> _TASK BRIEF_: Show only lines that include "Phase".

> _DATA PROVIDED_:

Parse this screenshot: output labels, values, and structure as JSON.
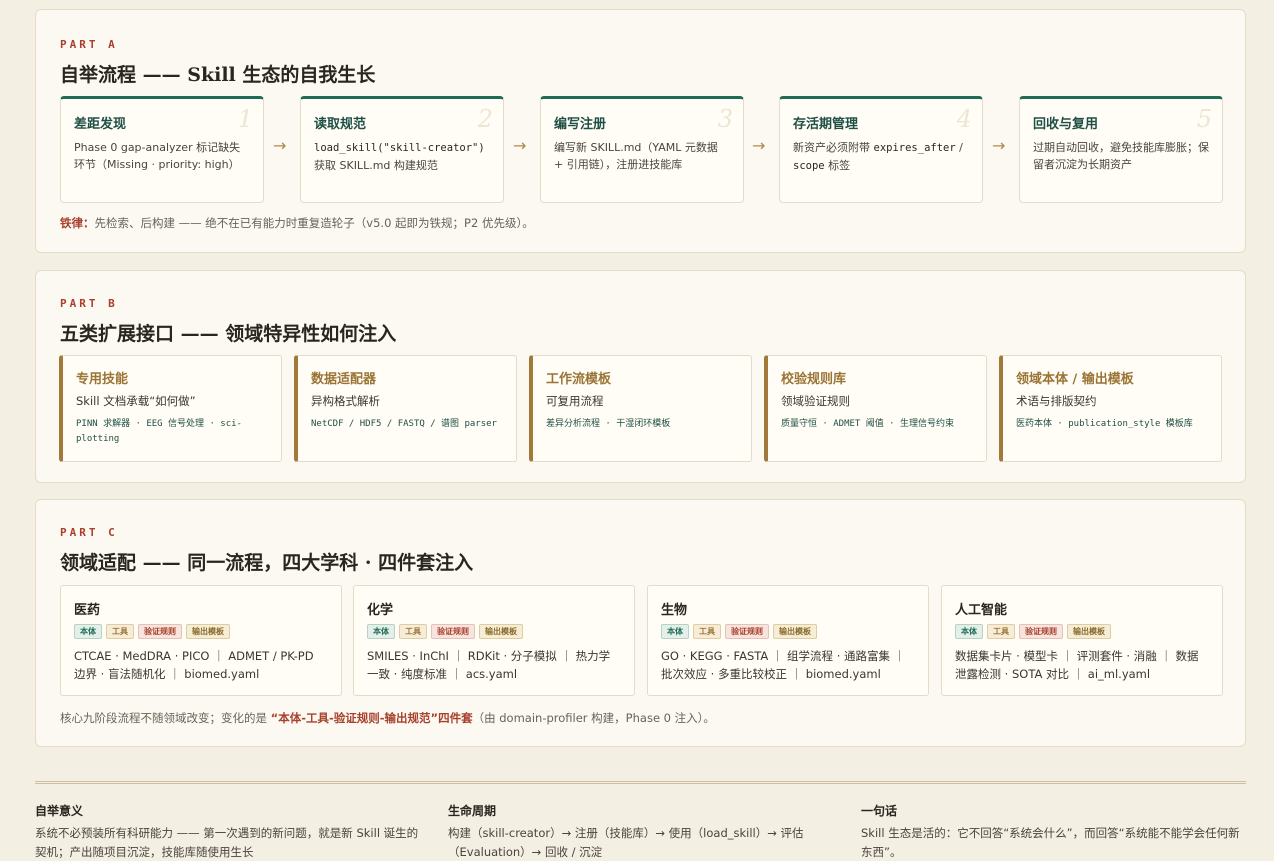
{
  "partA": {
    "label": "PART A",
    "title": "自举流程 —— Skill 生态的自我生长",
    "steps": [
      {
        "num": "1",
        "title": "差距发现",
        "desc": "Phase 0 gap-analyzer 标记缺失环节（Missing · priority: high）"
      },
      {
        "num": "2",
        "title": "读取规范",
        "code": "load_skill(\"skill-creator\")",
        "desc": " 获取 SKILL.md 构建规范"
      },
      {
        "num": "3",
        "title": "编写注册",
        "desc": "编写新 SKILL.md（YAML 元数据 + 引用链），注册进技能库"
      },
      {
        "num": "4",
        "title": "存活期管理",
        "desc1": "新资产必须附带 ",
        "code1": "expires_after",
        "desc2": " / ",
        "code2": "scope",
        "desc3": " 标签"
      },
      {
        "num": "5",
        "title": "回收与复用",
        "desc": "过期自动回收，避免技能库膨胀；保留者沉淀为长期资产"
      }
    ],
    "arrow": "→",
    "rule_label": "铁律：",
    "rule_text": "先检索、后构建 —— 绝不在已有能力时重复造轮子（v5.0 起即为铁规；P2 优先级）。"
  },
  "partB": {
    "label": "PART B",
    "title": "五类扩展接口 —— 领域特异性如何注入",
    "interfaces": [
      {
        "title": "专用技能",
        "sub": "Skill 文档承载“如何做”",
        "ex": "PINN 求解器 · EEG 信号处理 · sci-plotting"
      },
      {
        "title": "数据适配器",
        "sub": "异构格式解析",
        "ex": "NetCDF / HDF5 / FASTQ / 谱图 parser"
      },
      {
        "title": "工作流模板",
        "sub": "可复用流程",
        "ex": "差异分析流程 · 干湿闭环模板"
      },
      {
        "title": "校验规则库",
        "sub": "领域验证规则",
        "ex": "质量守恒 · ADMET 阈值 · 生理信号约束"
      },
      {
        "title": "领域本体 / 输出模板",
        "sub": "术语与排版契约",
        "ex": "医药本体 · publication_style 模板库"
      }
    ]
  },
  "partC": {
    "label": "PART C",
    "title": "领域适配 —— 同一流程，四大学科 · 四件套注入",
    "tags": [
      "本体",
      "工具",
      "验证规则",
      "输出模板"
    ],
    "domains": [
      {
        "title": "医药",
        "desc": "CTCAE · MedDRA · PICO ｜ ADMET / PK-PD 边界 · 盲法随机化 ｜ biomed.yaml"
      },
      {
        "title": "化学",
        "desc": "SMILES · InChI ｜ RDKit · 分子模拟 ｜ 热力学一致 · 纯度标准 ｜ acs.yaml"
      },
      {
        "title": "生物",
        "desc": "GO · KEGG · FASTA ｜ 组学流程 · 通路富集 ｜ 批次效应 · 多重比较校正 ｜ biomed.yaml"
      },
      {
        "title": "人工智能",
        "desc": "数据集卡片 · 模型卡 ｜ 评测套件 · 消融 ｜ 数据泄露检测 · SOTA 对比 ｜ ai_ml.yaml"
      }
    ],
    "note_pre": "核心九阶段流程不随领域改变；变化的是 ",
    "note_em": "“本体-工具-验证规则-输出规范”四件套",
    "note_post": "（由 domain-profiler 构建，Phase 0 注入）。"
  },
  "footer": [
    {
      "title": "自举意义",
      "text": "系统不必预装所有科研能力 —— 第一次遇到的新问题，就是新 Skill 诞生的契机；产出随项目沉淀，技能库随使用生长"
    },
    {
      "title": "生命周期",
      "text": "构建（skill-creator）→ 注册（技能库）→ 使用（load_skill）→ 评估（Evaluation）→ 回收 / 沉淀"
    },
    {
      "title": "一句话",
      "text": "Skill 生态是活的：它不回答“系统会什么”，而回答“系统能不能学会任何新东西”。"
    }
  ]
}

> _RESULT FOR THIS EXERCISE_:
        "desc": "Phase 0 gap-analyzer 标记缺失环节（Missing · priority: high）"
    "note_post": "（由 domain-profiler 构建，Phase 0 注入）。"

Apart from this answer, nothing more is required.